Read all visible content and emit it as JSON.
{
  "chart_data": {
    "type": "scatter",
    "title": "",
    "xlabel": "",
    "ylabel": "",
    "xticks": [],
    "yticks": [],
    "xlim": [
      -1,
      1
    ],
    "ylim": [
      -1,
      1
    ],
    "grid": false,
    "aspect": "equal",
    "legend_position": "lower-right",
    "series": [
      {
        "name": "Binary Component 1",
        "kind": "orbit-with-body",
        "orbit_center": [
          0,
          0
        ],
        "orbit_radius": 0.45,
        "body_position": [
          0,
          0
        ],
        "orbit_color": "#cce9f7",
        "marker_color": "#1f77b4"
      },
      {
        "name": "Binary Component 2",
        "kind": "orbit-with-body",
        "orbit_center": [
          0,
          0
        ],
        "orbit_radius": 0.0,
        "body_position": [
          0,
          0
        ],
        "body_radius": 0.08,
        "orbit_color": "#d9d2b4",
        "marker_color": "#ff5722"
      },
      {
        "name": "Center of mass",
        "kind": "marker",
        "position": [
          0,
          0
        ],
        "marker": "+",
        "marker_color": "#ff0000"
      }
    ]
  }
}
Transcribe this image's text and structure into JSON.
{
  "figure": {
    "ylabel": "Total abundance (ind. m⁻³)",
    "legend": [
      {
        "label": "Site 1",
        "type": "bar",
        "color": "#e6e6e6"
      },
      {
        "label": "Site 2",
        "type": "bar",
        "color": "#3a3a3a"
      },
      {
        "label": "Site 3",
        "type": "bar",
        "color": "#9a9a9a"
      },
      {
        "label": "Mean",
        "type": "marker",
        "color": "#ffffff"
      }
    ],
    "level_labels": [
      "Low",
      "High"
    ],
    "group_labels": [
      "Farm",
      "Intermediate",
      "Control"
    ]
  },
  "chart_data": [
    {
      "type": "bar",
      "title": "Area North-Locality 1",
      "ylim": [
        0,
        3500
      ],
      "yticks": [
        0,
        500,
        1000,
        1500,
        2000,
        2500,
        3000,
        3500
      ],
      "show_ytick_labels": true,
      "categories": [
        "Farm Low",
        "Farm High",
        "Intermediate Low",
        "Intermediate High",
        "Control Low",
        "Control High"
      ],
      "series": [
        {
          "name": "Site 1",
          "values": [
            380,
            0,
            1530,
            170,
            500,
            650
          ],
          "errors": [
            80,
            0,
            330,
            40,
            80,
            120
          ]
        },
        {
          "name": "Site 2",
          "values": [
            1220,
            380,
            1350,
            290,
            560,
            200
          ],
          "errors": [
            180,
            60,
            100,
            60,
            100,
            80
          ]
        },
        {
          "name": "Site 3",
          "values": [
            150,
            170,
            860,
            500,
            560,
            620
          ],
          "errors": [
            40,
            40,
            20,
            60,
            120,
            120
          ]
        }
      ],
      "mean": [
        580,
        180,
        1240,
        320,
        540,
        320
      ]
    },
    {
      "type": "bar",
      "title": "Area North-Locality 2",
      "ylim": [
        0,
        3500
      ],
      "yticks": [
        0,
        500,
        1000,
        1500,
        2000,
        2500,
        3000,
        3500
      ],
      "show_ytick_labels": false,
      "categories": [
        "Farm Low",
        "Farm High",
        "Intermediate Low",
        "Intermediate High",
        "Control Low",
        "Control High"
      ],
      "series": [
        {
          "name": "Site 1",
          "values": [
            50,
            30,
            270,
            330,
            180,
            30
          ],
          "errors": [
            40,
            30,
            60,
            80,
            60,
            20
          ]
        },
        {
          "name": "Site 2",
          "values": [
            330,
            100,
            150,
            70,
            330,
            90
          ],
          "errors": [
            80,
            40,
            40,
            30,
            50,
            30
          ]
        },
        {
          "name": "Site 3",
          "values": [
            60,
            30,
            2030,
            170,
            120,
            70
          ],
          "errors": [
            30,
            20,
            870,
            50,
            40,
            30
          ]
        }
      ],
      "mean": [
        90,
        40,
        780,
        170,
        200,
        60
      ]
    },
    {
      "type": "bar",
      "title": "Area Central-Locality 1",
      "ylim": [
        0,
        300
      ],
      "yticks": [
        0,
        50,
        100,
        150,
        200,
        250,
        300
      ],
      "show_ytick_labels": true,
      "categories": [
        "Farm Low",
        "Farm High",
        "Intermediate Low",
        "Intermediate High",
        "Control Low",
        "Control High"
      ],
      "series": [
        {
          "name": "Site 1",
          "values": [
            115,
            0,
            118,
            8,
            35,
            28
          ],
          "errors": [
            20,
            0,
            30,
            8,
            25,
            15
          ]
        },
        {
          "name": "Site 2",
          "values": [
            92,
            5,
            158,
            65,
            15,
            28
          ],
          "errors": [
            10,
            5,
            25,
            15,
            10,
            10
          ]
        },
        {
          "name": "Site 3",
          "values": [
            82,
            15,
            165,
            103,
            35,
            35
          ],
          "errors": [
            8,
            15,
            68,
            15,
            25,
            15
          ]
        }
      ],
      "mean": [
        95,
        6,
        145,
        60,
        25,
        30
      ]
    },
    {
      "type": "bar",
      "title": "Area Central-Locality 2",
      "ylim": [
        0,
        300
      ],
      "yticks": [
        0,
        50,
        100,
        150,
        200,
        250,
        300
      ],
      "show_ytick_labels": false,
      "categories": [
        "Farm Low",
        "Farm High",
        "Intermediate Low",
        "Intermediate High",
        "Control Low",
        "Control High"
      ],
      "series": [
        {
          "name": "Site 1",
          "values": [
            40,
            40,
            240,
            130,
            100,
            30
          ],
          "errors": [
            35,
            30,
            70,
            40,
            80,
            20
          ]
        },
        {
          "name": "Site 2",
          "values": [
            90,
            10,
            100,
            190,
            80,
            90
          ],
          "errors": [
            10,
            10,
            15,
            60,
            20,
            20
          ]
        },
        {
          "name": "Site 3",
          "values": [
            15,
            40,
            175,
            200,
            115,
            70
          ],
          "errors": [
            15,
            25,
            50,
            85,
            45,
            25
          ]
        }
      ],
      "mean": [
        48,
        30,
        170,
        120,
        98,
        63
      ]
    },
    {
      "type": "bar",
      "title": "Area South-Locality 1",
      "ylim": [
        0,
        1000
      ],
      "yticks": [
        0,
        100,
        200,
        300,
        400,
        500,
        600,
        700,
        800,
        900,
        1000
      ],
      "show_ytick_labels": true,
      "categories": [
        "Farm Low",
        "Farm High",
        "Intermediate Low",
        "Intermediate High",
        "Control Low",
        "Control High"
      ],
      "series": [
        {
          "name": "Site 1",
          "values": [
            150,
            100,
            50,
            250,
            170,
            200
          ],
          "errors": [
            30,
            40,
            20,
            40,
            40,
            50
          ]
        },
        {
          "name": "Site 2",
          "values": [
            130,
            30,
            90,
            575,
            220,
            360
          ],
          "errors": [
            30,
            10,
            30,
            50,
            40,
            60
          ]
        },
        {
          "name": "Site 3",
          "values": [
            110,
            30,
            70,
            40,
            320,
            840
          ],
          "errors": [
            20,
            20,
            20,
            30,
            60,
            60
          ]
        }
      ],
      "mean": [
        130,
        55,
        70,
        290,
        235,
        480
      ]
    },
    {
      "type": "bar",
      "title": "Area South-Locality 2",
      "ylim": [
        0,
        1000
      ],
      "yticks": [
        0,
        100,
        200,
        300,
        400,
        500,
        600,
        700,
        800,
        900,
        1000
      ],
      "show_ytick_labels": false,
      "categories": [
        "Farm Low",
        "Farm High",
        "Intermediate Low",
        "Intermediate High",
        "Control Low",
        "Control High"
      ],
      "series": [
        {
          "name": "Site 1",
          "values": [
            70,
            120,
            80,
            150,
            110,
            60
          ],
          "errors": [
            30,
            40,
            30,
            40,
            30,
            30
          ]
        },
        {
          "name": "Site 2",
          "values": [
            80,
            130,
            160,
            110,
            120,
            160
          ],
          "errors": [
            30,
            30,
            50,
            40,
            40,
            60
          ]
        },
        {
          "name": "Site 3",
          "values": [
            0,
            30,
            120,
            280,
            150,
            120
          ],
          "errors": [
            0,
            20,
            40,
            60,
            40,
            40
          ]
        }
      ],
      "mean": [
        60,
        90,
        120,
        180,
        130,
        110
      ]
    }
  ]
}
● ● ● ● ● ● ●
▶ TO BE DONE: Look through the entries and work out how many lines have the word "South" in them; reply with that number only.

▶ RESULT BELOW: 2